REQUIRED WORK.
The records that follow need to be printed exactly. Leave out each image.
═══ MATERIAL FOR THIS TASK ═══
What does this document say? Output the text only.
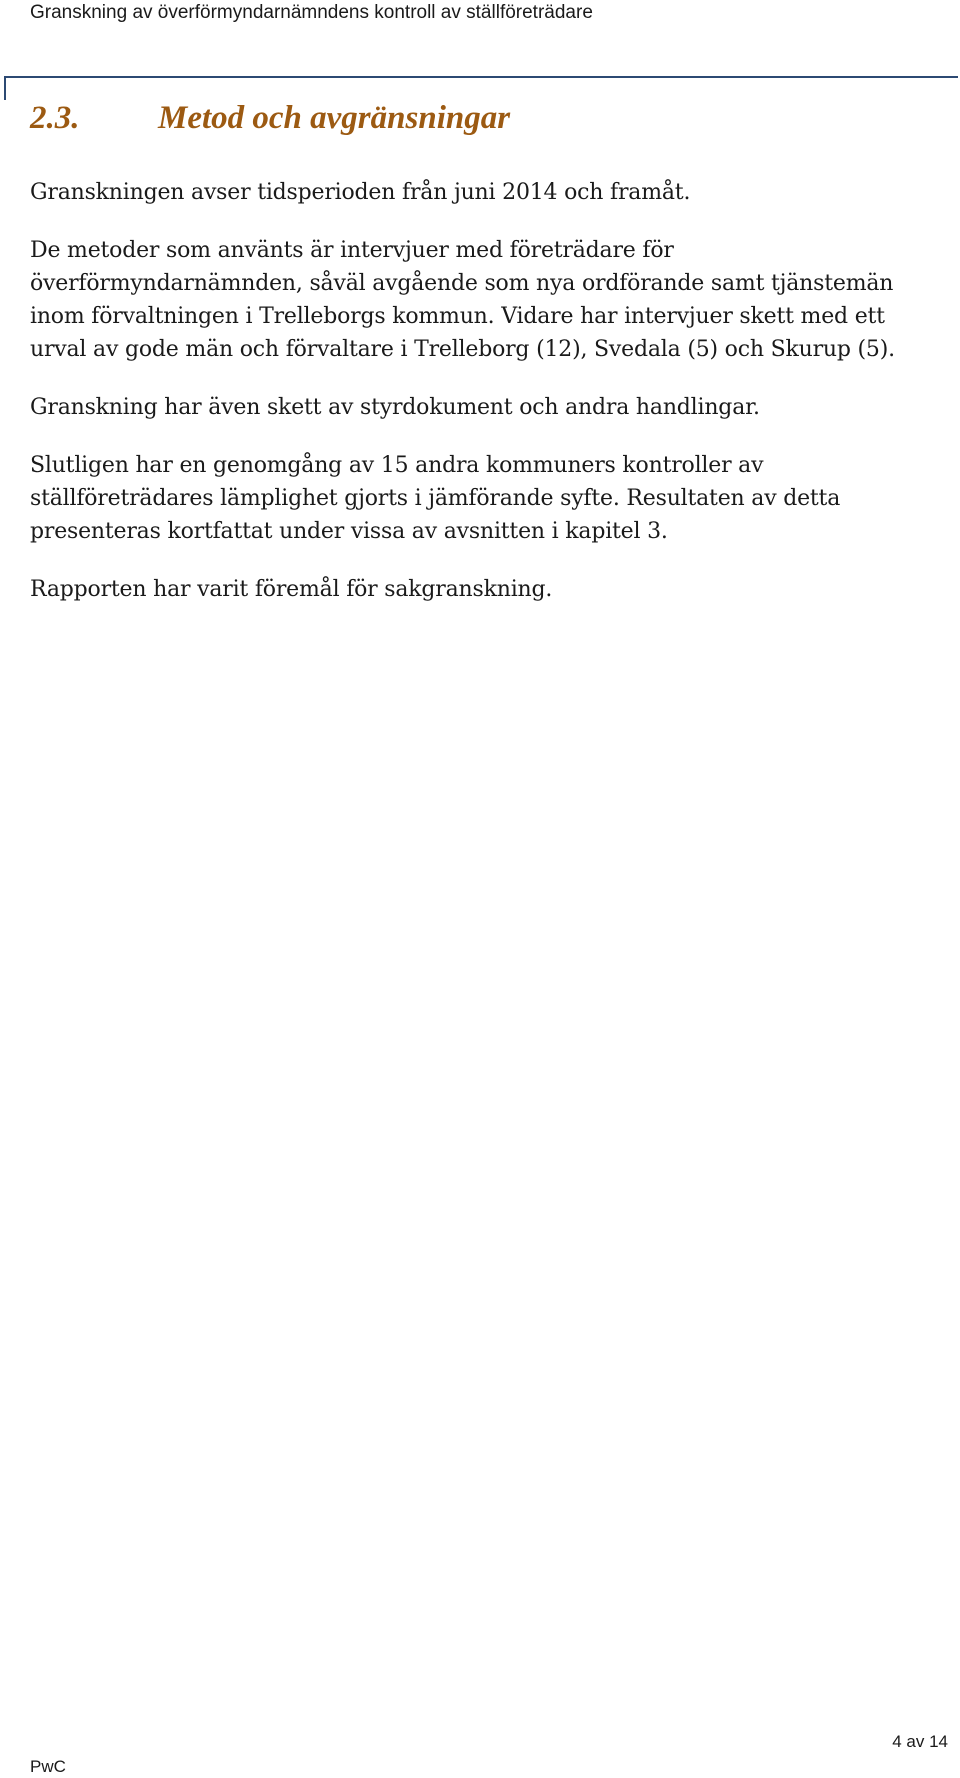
Granskning av överförmyndarnämndens kontroll av ställföreträdare
2.3. Metod och avgränsningar

Granskningen avser tidsperioden från juni 2014 och framåt.

De metoder som använts är intervjuer med företrädare för överförmyndarnämnden, såväl avgående som nya ordförande samt tjänstemän inom förvaltningen i Trelleborgs kommun. Vidare har intervjuer skett med ett urval av gode män och förvaltare i Trelleborg (12), Svedala (5) och Skurup (5).

Granskning har även skett av styrdokument och andra handlingar.

Slutligen har en genomgång av 15 andra kommuners kontroller av ställföreträdares lämplighet gjorts i jämförande syfte. Resultaten av detta presenteras kortfattat under vissa av avsnitten i kapitel 3.

Rapporten har varit föremål för sakgranskning.

4 av 14
PwC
═══
TASK RESULT.
What does this document say? Output the text only.
Granskning av överförmyndarnämndens kontroll av ställföreträdare
2.3. Metod och avgränsningar

Granskningen avser tidsperioden från juni 2014 och framåt.

De metoder som använts är intervjuer med företrädare för överförmyndarnämnden, såväl avgående som nya ordförande samt tjänstemän inom förvaltningen i Trelleborgs kommun. Vidare har intervjuer skett med ett urval av gode män och förvaltare i Trelleborg (12), Svedala (5) och Skurup (5).

Granskning har även skett av styrdokument och andra handlingar.

Slutligen har en genomgång av 15 andra kommuners kontroller av ställföreträdares lämplighet gjorts i jämförande syfte. Resultaten av detta presenteras kortfattat under vissa av avsnitten i kapitel 3.

Rapporten har varit föremål för sakgranskning.

4 av 14
PwC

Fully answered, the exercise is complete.